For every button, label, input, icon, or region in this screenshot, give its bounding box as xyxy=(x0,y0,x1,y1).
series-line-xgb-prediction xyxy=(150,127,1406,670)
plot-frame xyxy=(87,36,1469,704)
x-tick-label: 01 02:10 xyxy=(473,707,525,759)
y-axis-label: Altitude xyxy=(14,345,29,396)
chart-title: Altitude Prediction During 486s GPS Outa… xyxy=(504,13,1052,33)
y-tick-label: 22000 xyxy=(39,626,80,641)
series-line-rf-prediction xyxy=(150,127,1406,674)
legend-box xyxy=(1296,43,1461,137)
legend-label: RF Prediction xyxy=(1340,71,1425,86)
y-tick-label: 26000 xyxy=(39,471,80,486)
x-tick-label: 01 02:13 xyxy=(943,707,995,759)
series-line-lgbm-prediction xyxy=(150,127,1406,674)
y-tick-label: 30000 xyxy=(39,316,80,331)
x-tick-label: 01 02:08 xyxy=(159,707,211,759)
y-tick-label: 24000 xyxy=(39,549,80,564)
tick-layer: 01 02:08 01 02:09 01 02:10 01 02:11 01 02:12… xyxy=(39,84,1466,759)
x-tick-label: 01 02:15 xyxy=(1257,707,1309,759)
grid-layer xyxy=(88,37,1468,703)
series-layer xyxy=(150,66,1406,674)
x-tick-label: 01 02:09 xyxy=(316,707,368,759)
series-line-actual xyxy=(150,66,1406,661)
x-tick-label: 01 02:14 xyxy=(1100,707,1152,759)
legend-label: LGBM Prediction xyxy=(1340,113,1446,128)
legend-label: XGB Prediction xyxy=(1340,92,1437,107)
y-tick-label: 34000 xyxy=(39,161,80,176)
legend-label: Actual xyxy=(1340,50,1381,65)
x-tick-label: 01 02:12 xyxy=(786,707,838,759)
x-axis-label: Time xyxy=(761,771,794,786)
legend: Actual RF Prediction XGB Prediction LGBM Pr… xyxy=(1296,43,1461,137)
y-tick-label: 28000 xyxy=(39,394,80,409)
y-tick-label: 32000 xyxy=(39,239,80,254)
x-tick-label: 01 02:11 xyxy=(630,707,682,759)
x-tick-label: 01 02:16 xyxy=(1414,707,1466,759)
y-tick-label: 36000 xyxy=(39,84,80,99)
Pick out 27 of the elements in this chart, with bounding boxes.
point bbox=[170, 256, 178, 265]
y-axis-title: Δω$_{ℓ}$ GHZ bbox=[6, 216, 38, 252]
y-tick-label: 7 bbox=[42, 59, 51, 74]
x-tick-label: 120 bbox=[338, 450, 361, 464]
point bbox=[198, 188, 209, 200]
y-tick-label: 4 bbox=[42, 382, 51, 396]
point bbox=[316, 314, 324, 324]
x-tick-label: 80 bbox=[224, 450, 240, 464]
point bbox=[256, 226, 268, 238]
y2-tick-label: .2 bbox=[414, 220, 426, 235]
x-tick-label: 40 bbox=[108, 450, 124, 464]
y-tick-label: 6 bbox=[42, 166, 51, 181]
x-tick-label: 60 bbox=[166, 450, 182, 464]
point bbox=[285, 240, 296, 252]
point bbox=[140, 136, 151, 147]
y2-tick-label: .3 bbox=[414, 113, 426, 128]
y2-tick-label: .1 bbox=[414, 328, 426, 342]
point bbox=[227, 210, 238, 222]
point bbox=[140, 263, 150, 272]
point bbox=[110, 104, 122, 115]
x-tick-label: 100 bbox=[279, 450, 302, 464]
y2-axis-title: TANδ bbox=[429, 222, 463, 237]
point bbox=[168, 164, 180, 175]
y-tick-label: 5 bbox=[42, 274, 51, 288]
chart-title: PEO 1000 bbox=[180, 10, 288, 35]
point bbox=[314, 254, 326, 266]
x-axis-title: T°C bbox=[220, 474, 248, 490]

_ _ _

WORK TO BE COMPLETED: Rewrite all the lines above as a numbered list, leaving out any blank lines.

COMPLETE OUTPUT:
1. For every button, label, input, icon, or region in this screenshot, give its bounding box as xyxy=(x0,y0,x1,y1).
2. series-line-xgb-prediction xyxy=(150,127,1406,670)
3. plot-frame xyxy=(87,36,1469,704)
4. x-tick-label: 01 02:10 xyxy=(473,707,525,759)
5. y-axis-label: Altitude xyxy=(14,345,29,396)
6. chart-title: Altitude Prediction During 486s GPS Outa… xyxy=(504,13,1052,33)
7. y-tick-label: 22000 xyxy=(39,626,80,641)
8. series-line-rf-prediction xyxy=(150,127,1406,674)
9. legend-box xyxy=(1296,43,1461,137)
10. legend-label: RF Prediction xyxy=(1340,71,1425,86)
11. y-tick-label: 26000 xyxy=(39,471,80,486)
12. x-tick-label: 01 02:13 xyxy=(943,707,995,759)
13. series-line-lgbm-prediction xyxy=(150,127,1406,674)
14. y-tick-label: 30000 xyxy=(39,316,80,331)
15. x-tick-label: 01 02:08 xyxy=(159,707,211,759)
16. y-tick-label: 24000 xyxy=(39,549,80,564)
17. tick-layer: 01 02:08 01 02:09 01 02:10 01 02:11 01 02:12… xyxy=(39,84,1466,759)
18. x-tick-label: 01 02:15 xyxy=(1257,707,1309,759)
19. grid-layer xyxy=(88,37,1468,703)
20. series-layer xyxy=(150,66,1406,674)
21. x-tick-label: 01 02:09 xyxy=(316,707,368,759)
22. series-line-actual xyxy=(150,66,1406,661)
23. x-tick-label: 01 02:14 xyxy=(1100,707,1152,759)
24. legend-label: LGBM Prediction xyxy=(1340,113,1446,128)
25. legend-label: XGB Prediction xyxy=(1340,92,1437,107)
26. y-tick-label: 34000 xyxy=(39,161,80,176)
27. legend-label: Actual xyxy=(1340,50,1381,65)
28. x-tick-label: 01 02:12 xyxy=(786,707,838,759)
29. x-axis-label: Time xyxy=(761,771,794,786)
30. legend: Actual RF Prediction XGB Prediction LGBM Pr… xyxy=(1296,43,1461,137)
31. y-tick-label: 28000 xyxy=(39,394,80,409)
32. y-tick-label: 32000 xyxy=(39,239,80,254)
33. x-tick-label: 01 02:11 xyxy=(630,707,682,759)
34. x-tick-label: 01 02:16 xyxy=(1414,707,1466,759)
35. y-tick-label: 36000 xyxy=(39,84,80,99)
36. Pick out 27 of the elements in this chart, with bounding boxes.
37. point bbox=[170, 256, 178, 265]
38. y-axis-title: Δω$_{ℓ}$ GHZ bbox=[6, 216, 38, 252]
39. y-tick-label: 7 bbox=[42, 59, 51, 74]
40. x-tick-label: 120 bbox=[338, 450, 361, 464]
41. point bbox=[198, 188, 209, 200]
42. y-tick-label: 4 bbox=[42, 382, 51, 396]
43. point bbox=[316, 314, 324, 324]
44. x-tick-label: 80 bbox=[224, 450, 240, 464]
45. point bbox=[256, 226, 268, 238]
46. y2-tick-label: .2 bbox=[414, 220, 426, 235]
47. x-tick-label: 40 bbox=[108, 450, 124, 464]
48. y-tick-label: 6 bbox=[42, 166, 51, 181]
49. x-tick-label: 60 bbox=[166, 450, 182, 464]
50. point bbox=[285, 240, 296, 252]
51. point bbox=[140, 136, 151, 147]
52. y2-tick-label: .3 bbox=[414, 113, 426, 128]
53. y2-tick-label: .1 bbox=[414, 328, 426, 342]
54. point bbox=[227, 210, 238, 222]
55. point bbox=[140, 263, 150, 272]
56. point bbox=[110, 104, 122, 115]
57. x-tick-label: 100 bbox=[279, 450, 302, 464]
58. y2-axis-title: TANδ bbox=[429, 222, 463, 237]
59. point bbox=[168, 164, 180, 175]
60. y-tick-label: 5 bbox=[42, 274, 51, 288]
61. chart-title: PEO 1000 bbox=[180, 10, 288, 35]
62. point bbox=[314, 254, 326, 266]
63. x-axis-title: T°C bbox=[220, 474, 248, 490]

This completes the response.